Exercise details>
Copy all lines below containing "hradbami".

Data section>
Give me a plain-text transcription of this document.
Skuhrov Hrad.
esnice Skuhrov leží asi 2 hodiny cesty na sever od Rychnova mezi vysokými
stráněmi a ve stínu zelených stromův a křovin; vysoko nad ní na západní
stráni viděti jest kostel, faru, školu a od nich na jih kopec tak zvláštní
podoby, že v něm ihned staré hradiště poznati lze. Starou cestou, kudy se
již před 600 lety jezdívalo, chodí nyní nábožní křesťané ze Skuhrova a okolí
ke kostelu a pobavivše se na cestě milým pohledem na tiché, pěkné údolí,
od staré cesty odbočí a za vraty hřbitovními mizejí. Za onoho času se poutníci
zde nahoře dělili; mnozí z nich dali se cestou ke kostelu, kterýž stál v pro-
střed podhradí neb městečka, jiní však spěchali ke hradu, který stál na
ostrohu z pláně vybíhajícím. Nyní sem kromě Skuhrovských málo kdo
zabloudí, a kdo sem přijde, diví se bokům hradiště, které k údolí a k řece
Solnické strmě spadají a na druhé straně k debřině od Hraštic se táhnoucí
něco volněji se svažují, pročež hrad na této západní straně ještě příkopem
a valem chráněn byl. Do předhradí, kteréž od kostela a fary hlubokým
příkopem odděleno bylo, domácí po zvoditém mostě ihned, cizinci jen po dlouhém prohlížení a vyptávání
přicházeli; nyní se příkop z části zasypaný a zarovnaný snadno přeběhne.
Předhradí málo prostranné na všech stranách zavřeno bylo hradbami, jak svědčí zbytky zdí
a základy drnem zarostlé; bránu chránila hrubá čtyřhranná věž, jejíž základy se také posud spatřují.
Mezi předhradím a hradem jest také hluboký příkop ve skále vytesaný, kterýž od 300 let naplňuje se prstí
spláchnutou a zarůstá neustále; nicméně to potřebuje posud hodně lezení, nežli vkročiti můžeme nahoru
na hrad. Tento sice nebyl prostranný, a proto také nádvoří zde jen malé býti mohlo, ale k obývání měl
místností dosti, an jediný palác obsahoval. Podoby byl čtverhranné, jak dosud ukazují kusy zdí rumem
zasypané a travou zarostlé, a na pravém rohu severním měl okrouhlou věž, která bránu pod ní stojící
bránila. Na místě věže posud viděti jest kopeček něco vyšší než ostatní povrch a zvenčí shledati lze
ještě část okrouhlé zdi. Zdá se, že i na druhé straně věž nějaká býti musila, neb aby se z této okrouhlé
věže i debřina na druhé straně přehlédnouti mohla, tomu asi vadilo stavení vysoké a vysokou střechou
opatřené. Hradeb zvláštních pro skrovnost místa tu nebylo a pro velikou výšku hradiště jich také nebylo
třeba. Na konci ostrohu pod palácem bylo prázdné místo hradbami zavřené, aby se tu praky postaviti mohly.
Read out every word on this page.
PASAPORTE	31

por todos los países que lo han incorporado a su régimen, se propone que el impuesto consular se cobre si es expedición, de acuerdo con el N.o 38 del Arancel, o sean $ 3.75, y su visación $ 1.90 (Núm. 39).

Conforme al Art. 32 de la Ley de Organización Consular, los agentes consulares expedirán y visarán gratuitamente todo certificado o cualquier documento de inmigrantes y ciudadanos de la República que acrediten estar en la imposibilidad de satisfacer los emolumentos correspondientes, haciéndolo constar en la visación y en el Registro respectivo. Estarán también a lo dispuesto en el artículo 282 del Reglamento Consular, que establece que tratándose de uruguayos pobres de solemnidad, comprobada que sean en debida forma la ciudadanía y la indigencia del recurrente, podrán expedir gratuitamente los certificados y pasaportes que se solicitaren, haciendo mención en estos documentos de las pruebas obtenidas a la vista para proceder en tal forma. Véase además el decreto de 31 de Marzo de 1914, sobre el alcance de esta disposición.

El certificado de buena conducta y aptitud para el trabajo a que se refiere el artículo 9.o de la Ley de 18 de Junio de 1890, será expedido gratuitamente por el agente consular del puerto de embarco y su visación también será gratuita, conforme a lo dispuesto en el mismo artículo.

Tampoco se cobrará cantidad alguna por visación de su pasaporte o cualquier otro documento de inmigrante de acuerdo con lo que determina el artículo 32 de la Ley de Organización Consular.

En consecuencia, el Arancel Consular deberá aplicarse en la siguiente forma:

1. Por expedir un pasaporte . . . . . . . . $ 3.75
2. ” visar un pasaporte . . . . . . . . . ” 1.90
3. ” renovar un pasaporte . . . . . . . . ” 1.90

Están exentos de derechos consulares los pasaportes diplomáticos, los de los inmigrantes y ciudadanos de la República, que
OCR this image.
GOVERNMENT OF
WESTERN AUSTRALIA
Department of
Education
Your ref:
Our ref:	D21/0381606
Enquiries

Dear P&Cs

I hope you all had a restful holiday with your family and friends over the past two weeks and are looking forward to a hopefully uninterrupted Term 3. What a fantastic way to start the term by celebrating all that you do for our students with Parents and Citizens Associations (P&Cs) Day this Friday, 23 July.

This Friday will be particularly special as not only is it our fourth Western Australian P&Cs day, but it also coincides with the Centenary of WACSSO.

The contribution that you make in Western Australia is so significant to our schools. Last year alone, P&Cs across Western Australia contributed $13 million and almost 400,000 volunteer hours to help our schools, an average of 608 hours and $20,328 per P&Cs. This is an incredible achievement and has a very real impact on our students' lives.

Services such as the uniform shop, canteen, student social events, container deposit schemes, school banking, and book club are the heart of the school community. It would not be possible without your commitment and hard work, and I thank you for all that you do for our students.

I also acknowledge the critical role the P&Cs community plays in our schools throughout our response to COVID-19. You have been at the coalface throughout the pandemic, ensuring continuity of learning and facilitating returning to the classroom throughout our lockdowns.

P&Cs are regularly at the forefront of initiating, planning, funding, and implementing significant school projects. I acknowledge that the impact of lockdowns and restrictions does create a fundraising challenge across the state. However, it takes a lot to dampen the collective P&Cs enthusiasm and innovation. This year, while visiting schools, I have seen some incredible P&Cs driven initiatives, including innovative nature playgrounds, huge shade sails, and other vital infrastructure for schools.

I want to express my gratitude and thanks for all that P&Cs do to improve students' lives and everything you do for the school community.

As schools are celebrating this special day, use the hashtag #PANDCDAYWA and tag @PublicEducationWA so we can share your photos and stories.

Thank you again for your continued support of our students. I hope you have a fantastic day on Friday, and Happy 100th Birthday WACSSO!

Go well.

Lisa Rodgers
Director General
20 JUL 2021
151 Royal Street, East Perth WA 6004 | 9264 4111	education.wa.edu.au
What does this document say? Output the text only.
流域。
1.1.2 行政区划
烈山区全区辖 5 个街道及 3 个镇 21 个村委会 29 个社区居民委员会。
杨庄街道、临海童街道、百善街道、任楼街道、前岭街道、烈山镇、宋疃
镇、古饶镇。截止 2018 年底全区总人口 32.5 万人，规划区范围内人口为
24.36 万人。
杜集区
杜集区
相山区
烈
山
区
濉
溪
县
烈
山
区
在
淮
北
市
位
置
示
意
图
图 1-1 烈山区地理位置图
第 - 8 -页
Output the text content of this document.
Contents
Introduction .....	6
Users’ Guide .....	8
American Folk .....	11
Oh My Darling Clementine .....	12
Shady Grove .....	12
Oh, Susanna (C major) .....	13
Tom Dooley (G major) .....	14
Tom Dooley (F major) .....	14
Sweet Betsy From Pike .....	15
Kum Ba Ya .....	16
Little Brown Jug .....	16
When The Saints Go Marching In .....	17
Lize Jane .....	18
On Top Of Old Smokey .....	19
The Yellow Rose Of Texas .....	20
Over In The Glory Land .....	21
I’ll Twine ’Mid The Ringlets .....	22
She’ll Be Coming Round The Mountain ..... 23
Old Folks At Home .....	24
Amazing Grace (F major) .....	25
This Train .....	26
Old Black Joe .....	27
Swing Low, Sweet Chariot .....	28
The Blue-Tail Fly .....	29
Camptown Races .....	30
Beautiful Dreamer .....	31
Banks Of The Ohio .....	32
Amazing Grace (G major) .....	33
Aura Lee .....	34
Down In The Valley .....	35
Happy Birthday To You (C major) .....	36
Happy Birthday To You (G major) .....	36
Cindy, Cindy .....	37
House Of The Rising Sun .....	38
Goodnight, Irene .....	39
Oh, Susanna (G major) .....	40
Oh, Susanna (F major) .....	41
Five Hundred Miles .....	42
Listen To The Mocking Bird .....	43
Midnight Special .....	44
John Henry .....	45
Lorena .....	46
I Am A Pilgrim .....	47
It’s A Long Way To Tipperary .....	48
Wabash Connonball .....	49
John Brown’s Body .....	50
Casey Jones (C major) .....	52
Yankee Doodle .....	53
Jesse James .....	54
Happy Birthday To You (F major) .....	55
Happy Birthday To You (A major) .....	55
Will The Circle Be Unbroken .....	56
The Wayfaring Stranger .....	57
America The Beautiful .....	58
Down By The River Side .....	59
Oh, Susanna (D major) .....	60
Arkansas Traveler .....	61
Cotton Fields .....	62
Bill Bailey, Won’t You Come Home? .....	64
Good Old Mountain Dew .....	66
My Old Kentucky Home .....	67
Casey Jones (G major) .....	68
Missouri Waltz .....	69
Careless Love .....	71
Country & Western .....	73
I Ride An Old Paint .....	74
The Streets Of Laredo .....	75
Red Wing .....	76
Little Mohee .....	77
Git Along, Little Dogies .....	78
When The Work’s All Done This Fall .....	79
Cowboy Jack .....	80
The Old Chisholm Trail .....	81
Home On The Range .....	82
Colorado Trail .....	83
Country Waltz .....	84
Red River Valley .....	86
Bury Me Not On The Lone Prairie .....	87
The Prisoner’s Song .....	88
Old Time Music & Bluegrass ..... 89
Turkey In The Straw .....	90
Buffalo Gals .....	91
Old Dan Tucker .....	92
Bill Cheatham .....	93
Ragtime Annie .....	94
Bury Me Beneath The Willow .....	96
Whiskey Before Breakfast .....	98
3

Task solution>
Předhradí málo prostranné na všech stranách zavřeno bylo hradbami, jak svědčí zbytky zdí
třeba. Na konci ostrohu pod palácem bylo prázdné místo hradbami zavřené, aby se tu praky postaviti mohly.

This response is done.